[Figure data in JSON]
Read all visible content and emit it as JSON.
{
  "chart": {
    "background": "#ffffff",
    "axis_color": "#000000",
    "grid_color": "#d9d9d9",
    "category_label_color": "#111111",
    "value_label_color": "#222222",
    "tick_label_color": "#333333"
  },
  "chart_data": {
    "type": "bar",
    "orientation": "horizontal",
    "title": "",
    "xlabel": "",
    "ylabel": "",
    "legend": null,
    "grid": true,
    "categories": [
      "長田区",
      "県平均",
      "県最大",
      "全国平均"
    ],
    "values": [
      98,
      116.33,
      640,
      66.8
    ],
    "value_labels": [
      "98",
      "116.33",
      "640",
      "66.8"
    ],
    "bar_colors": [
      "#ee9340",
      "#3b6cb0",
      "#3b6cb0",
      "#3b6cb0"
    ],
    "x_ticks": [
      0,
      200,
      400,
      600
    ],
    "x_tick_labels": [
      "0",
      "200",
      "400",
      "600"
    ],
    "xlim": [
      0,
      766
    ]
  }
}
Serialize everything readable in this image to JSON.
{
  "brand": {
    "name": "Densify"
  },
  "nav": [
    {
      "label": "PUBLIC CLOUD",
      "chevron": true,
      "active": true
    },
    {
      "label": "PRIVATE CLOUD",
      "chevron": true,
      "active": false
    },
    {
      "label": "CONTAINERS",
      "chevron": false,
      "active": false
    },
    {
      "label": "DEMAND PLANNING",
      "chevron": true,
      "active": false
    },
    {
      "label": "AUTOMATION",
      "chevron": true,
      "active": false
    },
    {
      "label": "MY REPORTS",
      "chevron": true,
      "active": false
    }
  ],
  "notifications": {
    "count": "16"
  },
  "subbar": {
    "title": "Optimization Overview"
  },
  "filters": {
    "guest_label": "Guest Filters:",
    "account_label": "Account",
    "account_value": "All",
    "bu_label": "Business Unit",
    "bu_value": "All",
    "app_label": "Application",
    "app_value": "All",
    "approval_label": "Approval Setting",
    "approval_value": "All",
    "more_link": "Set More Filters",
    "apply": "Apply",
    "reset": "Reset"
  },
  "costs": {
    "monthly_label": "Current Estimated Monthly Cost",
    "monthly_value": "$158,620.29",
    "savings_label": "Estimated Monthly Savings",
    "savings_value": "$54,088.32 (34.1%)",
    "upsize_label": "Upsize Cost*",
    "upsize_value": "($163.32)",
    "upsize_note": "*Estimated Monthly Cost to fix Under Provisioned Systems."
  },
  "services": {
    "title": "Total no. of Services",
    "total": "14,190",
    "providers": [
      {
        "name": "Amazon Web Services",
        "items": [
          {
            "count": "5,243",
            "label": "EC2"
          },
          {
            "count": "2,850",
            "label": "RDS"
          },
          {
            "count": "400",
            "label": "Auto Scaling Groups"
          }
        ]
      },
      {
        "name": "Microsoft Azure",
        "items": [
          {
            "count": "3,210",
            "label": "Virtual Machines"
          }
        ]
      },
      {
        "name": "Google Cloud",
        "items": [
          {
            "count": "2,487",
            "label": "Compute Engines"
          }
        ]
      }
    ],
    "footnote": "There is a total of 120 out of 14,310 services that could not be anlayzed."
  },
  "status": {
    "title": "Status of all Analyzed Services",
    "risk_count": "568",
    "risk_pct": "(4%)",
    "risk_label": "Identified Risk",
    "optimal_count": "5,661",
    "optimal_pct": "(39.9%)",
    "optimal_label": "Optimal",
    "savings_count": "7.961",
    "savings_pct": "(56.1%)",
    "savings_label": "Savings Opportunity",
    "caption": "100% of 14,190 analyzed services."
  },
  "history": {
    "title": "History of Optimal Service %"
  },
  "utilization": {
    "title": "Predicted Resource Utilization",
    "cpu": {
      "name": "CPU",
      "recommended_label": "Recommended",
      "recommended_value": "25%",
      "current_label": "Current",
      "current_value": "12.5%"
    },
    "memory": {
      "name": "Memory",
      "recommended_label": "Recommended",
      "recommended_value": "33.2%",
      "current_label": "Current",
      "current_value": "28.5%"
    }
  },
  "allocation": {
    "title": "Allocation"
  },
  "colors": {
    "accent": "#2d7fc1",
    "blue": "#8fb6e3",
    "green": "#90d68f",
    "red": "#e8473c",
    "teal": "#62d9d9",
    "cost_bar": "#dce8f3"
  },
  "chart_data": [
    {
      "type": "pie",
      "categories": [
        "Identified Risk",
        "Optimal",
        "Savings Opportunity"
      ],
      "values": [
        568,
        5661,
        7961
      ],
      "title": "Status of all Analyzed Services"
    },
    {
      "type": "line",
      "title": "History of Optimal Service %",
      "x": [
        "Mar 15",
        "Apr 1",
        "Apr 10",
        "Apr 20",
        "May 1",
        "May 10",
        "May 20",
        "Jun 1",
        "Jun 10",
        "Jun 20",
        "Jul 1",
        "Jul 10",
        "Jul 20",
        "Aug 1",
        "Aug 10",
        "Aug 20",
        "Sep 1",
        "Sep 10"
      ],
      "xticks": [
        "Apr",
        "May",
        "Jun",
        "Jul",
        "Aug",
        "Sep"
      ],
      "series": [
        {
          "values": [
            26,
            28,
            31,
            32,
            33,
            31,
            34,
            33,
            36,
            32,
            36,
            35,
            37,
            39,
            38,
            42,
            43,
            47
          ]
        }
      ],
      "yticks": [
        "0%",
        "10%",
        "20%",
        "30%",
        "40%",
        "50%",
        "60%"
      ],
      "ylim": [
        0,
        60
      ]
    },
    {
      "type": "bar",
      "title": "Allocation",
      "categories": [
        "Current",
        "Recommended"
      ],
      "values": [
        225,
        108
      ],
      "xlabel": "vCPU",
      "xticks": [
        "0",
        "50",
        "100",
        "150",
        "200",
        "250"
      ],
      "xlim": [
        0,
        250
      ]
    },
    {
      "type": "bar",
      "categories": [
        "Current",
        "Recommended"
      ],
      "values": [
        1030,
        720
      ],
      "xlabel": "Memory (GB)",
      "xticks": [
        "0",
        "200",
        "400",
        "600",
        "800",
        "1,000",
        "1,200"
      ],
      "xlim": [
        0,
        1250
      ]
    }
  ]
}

• [Task directions]:
Every entry must be quoted exactly as it appears above.

• [Exercise result]:
Read all visible content and emit it as JSON.
{
  "chart": {
    "background": "#ffffff",
    "axis_color": "#000000",
    "grid_color": "#d9d9d9",
    "category_label_color": "#111111",
    "value_label_color": "#222222",
    "tick_label_color": "#333333"
  },
  "chart_data": {
    "type": "bar",
    "orientation": "horizontal",
    "title": "",
    "xlabel": "",
    "ylabel": "",
    "legend": null,
    "grid": true,
    "categories": [
      "長田区",
      "県平均",
      "県最大",
      "全国平均"
    ],
    "values": [
      98,
      116.33,
      640,
      66.8
    ],
    "value_labels": [
      "98",
      "116.33",
      "640",
      "66.8"
    ],
    "bar_colors": [
      "#ee9340",
      "#3b6cb0",
      "#3b6cb0",
      "#3b6cb0"
    ],
    "x_ticks": [
      0,
      200,
      400,
      600
    ],
    "x_tick_labels": [
      "0",
      "200",
      "400",
      "600"
    ],
    "xlim": [
      0,
      766
    ]
  }
}
Serialize everything readable in this image to JSON.
{
  "brand": {
    "name": "Densify"
  },
  "nav": [
    {
      "label": "PUBLIC CLOUD",
      "chevron": true,
      "active": true
    },
    {
      "label": "PRIVATE CLOUD",
      "chevron": true,
      "active": false
    },
    {
      "label": "CONTAINERS",
      "chevron": false,
      "active": false
    },
    {
      "label": "DEMAND PLANNING",
      "chevron": true,
      "active": false
    },
    {
      "label": "AUTOMATION",
      "chevron": true,
      "active": false
    },
    {
      "label": "MY REPORTS",
      "chevron": true,
      "active": false
    }
  ],
  "notifications": {
    "count": "16"
  },
  "subbar": {
    "title": "Optimization Overview"
  },
  "filters": {
    "guest_label": "Guest Filters:",
    "account_label": "Account",
    "account_value": "All",
    "bu_label": "Business Unit",
    "bu_value": "All",
    "app_label": "Application",
    "app_value": "All",
    "approval_label": "Approval Setting",
    "approval_value": "All",
    "more_link": "Set More Filters",
    "apply": "Apply",
    "reset": "Reset"
  },
  "costs": {
    "monthly_label": "Current Estimated Monthly Cost",
    "monthly_value": "$158,620.29",
    "savings_label": "Estimated Monthly Savings",
    "savings_value": "$54,088.32 (34.1%)",
    "upsize_label": "Upsize Cost*",
    "upsize_value": "($163.32)",
    "upsize_note": "*Estimated Monthly Cost to fix Under Provisioned Systems."
  },
  "services": {
    "title": "Total no. of Services",
    "total": "14,190",
    "providers": [
      {
        "name": "Amazon Web Services",
        "items": [
          {
            "count": "5,243",
            "label": "EC2"
          },
          {
            "count": "2,850",
            "label": "RDS"
          },
          {
            "count": "400",
            "label": "Auto Scaling Groups"
          }
        ]
      },
      {
        "name": "Microsoft Azure",
        "items": [
          {
            "count": "3,210",
            "label": "Virtual Machines"
          }
        ]
      },
      {
        "name": "Google Cloud",
        "items": [
          {
            "count": "2,487",
            "label": "Compute Engines"
          }
        ]
      }
    ],
    "footnote": "There is a total of 120 out of 14,310 services that could not be anlayzed."
  },
  "status": {
    "title": "Status of all Analyzed Services",
    "risk_count": "568",
    "risk_pct": "(4%)",
    "risk_label": "Identified Risk",
    "optimal_count": "5,661",
    "optimal_pct": "(39.9%)",
    "optimal_label": "Optimal",
    "savings_count": "7.961",
    "savings_pct": "(56.1%)",
    "savings_label": "Savings Opportunity",
    "caption": "100% of 14,190 analyzed services."
  },
  "history": {
    "title": "History of Optimal Service %"
  },
  "utilization": {
    "title": "Predicted Resource Utilization",
    "cpu": {
      "name": "CPU",
      "recommended_label": "Recommended",
      "recommended_value": "25%",
      "current_label": "Current",
      "current_value": "12.5%"
    },
    "memory": {
      "name": "Memory",
      "recommended_label": "Recommended",
      "recommended_value": "33.2%",
      "current_label": "Current",
      "current_value": "28.5%"
    }
  },
  "allocation": {
    "title": "Allocation"
  },
  "colors": {
    "accent": "#2d7fc1",
    "blue": "#8fb6e3",
    "green": "#90d68f",
    "red": "#e8473c",
    "teal": "#62d9d9",
    "cost_bar": "#dce8f3"
  },
  "chart_data": [
    {
      "type": "pie",
      "categories": [
        "Identified Risk",
        "Optimal",
        "Savings Opportunity"
      ],
      "values": [
        568,
        5661,
        7961
      ],
      "title": "Status of all Analyzed Services"
    },
    {
      "type": "line",
      "title": "History of Optimal Service %",
      "x": [
        "Mar 15",
        "Apr 1",
        "Apr 10",
        "Apr 20",
        "May 1",
        "May 10",
        "May 20",
        "Jun 1",
        "Jun 10",
        "Jun 20",
        "Jul 1",
        "Jul 10",
        "Jul 20",
        "Aug 1",
        "Aug 10",
        "Aug 20",
        "Sep 1",
        "Sep 10"
      ],
      "xticks": [
        "Apr",
        "May",
        "Jun",
        "Jul",
        "Aug",
        "Sep"
      ],
      "series": [
        {
          "values": [
            26,
            28,
            31,
            32,
            33,
            31,
            34,
            33,
            36,
            32,
            36,
            35,
            37,
            39,
            38,
            42,
            43,
            47
          ]
        }
      ],
      "yticks": [
        "0%",
        "10%",
        "20%",
        "30%",
        "40%",
        "50%",
        "60%"
      ],
      "ylim": [
        0,
        60
      ]
    },
    {
      "type": "bar",
      "title": "Allocation",
      "categories": [
        "Current",
        "Recommended"
      ],
      "values": [
        225,
        108
      ],
      "xlabel": "vCPU",
      "xticks": [
        "0",
        "50",
        "100",
        "150",
        "200",
        "250"
      ],
      "xlim": [
        0,
        250
      ]
    },
    {
      "type": "bar",
      "categories": [
        "Current",
        "Recommended"
      ],
      "values": [
        1030,
        720
      ],
      "xlabel": "Memory (GB)",
      "xticks": [
        "0",
        "200",
        "400",
        "600",
        "800",
        "1,000",
        "1,200"
      ],
      "xlim": [
        0,
        1250
      ]
    }
  ]
}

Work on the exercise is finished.